***** MATERIAL SHOWN *****

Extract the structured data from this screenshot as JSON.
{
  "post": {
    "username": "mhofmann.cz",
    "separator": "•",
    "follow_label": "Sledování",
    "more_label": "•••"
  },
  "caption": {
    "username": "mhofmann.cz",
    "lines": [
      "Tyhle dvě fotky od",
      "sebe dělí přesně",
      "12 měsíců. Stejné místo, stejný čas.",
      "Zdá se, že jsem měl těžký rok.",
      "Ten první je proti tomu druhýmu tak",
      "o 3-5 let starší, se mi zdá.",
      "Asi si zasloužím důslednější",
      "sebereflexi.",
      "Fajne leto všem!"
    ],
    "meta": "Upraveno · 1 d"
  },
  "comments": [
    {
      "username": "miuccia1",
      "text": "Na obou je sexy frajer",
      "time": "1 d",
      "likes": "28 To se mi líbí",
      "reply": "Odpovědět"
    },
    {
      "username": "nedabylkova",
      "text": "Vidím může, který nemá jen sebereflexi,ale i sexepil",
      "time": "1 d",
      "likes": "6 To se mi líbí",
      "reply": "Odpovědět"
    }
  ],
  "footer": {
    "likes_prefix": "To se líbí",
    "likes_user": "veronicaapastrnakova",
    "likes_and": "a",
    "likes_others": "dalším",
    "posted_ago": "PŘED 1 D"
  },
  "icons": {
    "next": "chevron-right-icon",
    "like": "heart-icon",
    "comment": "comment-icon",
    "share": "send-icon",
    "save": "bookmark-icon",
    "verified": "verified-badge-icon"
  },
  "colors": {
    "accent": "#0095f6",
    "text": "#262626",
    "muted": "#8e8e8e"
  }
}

*****

Tell how many lines in the material contain the word "líbí". Only the number is wanted.

__THE RESPONSE__:
3